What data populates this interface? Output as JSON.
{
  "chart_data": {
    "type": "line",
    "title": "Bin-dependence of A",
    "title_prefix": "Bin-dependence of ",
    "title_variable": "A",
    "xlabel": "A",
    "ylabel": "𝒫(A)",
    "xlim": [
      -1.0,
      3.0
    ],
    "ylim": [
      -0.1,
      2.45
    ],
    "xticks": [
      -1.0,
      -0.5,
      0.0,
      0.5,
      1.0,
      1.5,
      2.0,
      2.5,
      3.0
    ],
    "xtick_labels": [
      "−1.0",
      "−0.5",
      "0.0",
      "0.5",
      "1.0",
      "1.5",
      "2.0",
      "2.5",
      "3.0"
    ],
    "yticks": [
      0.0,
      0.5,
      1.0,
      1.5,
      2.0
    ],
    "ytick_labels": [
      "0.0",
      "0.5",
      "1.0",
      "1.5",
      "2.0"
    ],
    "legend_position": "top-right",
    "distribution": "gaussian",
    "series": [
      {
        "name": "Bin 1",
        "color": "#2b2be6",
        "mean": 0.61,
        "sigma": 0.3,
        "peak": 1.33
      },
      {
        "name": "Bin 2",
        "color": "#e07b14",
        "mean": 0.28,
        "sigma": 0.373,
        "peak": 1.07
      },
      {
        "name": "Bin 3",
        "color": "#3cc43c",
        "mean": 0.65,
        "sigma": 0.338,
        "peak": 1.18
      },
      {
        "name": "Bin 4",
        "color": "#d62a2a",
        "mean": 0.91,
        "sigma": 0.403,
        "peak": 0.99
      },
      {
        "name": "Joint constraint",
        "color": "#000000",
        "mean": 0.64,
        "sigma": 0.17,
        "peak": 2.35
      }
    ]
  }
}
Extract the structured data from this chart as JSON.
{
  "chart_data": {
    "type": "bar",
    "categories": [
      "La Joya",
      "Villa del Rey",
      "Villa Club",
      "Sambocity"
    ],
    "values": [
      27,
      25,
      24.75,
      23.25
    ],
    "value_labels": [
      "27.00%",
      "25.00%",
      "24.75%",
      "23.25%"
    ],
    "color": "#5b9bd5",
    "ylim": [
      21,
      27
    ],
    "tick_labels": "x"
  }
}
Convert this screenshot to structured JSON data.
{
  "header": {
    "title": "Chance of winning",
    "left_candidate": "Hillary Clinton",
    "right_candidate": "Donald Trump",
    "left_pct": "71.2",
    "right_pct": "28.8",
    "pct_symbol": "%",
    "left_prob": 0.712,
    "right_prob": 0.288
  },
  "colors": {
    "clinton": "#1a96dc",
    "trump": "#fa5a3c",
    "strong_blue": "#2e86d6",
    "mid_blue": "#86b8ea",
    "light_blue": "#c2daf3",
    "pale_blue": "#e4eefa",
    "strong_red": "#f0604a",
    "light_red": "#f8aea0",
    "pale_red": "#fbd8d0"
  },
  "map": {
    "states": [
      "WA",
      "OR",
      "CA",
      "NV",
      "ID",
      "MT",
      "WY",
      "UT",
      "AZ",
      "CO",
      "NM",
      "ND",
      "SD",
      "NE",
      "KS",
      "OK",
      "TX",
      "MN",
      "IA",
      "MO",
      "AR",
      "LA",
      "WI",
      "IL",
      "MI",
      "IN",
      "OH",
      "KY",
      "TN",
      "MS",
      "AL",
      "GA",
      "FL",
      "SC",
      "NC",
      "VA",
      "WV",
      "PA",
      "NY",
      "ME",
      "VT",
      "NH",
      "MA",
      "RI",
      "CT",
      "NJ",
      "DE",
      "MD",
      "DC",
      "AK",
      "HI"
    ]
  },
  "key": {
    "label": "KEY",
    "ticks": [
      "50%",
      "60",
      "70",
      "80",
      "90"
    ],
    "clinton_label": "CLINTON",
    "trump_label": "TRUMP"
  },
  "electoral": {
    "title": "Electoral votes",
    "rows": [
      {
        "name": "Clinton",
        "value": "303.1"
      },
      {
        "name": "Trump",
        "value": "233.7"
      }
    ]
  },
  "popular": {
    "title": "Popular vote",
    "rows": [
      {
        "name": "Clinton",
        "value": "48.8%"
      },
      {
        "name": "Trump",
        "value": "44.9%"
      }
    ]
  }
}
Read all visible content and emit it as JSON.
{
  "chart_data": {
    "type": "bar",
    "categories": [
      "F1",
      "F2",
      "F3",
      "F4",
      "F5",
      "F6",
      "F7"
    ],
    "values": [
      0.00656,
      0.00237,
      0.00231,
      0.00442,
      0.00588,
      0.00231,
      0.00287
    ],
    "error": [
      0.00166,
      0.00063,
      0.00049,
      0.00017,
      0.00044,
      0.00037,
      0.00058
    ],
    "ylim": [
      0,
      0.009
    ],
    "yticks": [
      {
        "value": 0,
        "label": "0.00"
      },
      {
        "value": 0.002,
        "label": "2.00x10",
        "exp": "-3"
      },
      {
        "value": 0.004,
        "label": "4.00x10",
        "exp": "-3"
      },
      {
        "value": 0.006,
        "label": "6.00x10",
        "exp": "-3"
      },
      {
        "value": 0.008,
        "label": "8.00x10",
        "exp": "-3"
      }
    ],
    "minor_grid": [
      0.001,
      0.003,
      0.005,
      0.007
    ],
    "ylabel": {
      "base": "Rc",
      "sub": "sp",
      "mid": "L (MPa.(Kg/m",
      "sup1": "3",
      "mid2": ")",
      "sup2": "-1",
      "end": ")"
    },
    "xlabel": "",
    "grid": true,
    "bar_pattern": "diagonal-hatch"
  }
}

+ + + +

**Written instruction**: From the records above, extract every entry exactly as given.

**Answer to this problem**:
What data populates this interface? Output as JSON.
{
  "chart_data": {
    "type": "line",
    "title": "Bin-dependence of A",
    "title_prefix": "Bin-dependence of ",
    "title_variable": "A",
    "xlabel": "A",
    "ylabel": "𝒫(A)",
    "xlim": [
      -1.0,
      3.0
    ],
    "ylim": [
      -0.1,
      2.45
    ],
    "xticks": [
      -1.0,
      -0.5,
      0.0,
      0.5,
      1.0,
      1.5,
      2.0,
      2.5,
      3.0
    ],
    "xtick_labels": [
      "−1.0",
      "−0.5",
      "0.0",
      "0.5",
      "1.0",
      "1.5",
      "2.0",
      "2.5",
      "3.0"
    ],
    "yticks": [
      0.0,
      0.5,
      1.0,
      1.5,
      2.0
    ],
    "ytick_labels": [
      "0.0",
      "0.5",
      "1.0",
      "1.5",
      "2.0"
    ],
    "legend_position": "top-right",
    "distribution": "gaussian",
    "series": [
      {
        "name": "Bin 1",
        "color": "#2b2be6",
        "mean": 0.61,
        "sigma": 0.3,
        "peak": 1.33
      },
      {
        "name": "Bin 2",
        "color": "#e07b14",
        "mean": 0.28,
        "sigma": 0.373,
        "peak": 1.07
      },
      {
        "name": "Bin 3",
        "color": "#3cc43c",
        "mean": 0.65,
        "sigma": 0.338,
        "peak": 1.18
      },
      {
        "name": "Bin 4",
        "color": "#d62a2a",
        "mean": 0.91,
        "sigma": 0.403,
        "peak": 0.99
      },
      {
        "name": "Joint constraint",
        "color": "#000000",
        "mean": 0.64,
        "sigma": 0.17,
        "peak": 2.35
      }
    ]
  }
}
Extract the structured data from this chart as JSON.
{
  "chart_data": {
    "type": "bar",
    "categories": [
      "La Joya",
      "Villa del Rey",
      "Villa Club",
      "Sambocity"
    ],
    "values": [
      27,
      25,
      24.75,
      23.25
    ],
    "value_labels": [
      "27.00%",
      "25.00%",
      "24.75%",
      "23.25%"
    ],
    "color": "#5b9bd5",
    "ylim": [
      21,
      27
    ],
    "tick_labels": "x"
  }
}
Convert this screenshot to structured JSON data.
{
  "header": {
    "title": "Chance of winning",
    "left_candidate": "Hillary Clinton",
    "right_candidate": "Donald Trump",
    "left_pct": "71.2",
    "right_pct": "28.8",
    "pct_symbol": "%",
    "left_prob": 0.712,
    "right_prob": 0.288
  },
  "colors": {
    "clinton": "#1a96dc",
    "trump": "#fa5a3c",
    "strong_blue": "#2e86d6",
    "mid_blue": "#86b8ea",
    "light_blue": "#c2daf3",
    "pale_blue": "#e4eefa",
    "strong_red": "#f0604a",
    "light_red": "#f8aea0",
    "pale_red": "#fbd8d0"
  },
  "map": {
    "states": [
      "WA",
      "OR",
      "CA",
      "NV",
      "ID",
      "MT",
      "WY",
      "UT",
      "AZ",
      "CO",
      "NM",
      "ND",
      "SD",
      "NE",
      "KS",
      "OK",
      "TX",
      "MN",
      "IA",
      "MO",
      "AR",
      "LA",
      "WI",
      "IL",
      "MI",
      "IN",
      "OH",
      "KY",
      "TN",
      "MS",
      "AL",
      "GA",
      "FL",
      "SC",
      "NC",
      "VA",
      "WV",
      "PA",
      "NY",
      "ME",
      "VT",
      "NH",
      "MA",
      "RI",
      "CT",
      "NJ",
      "DE",
      "MD",
      "DC",
      "AK",
      "HI"
    ]
  },
  "key": {
    "label": "KEY",
    "ticks": [
      "50%",
      "60",
      "70",
      "80",
      "90"
    ],
    "clinton_label": "CLINTON",
    "trump_label": "TRUMP"
  },
  "electoral": {
    "title": "Electoral votes",
    "rows": [
      {
        "name": "Clinton",
        "value": "303.1"
      },
      {
        "name": "Trump",
        "value": "233.7"
      }
    ]
  },
  "popular": {
    "title": "Popular vote",
    "rows": [
      {
        "name": "Clinton",
        "value": "48.8%"
      },
      {
        "name": "Trump",
        "value": "44.9%"
      }
    ]
  }
}
Read all visible content and emit it as JSON.
{
  "chart_data": {
    "type": "bar",
    "categories": [
      "F1",
      "F2",
      "F3",
      "F4",
      "F5",
      "F6",
      "F7"
    ],
    "values": [
      0.00656,
      0.00237,
      0.00231,
      0.00442,
      0.00588,
      0.00231,
      0.00287
    ],
    "error": [
      0.00166,
      0.00063,
      0.00049,
      0.00017,
      0.00044,
      0.00037,
      0.00058
    ],
    "ylim": [
      0,
      0.009
    ],
    "yticks": [
      {
        "value": 0,
        "label": "0.00"
      },
      {
        "value": 0.002,
        "label": "2.00x10",
        "exp": "-3"
      },
      {
        "value": 0.004,
        "label": "4.00x10",
        "exp": "-3"
      },
      {
        "value": 0.006,
        "label": "6.00x10",
        "exp": "-3"
      },
      {
        "value": 0.008,
        "label": "8.00x10",
        "exp": "-3"
      }
    ],
    "minor_grid": [
      0.001,
      0.003,
      0.005,
      0.007
    ],
    "ylabel": {
      "base": "Rc",
      "sub": "sp",
      "mid": "L (MPa.(Kg/m",
      "sup1": "3",
      "mid2": ")",
      "sup2": "-1",
      "end": ")"
    },
    "xlabel": "",
    "grid": true,
    "bar_pattern": "diagonal-hatch"
  }
}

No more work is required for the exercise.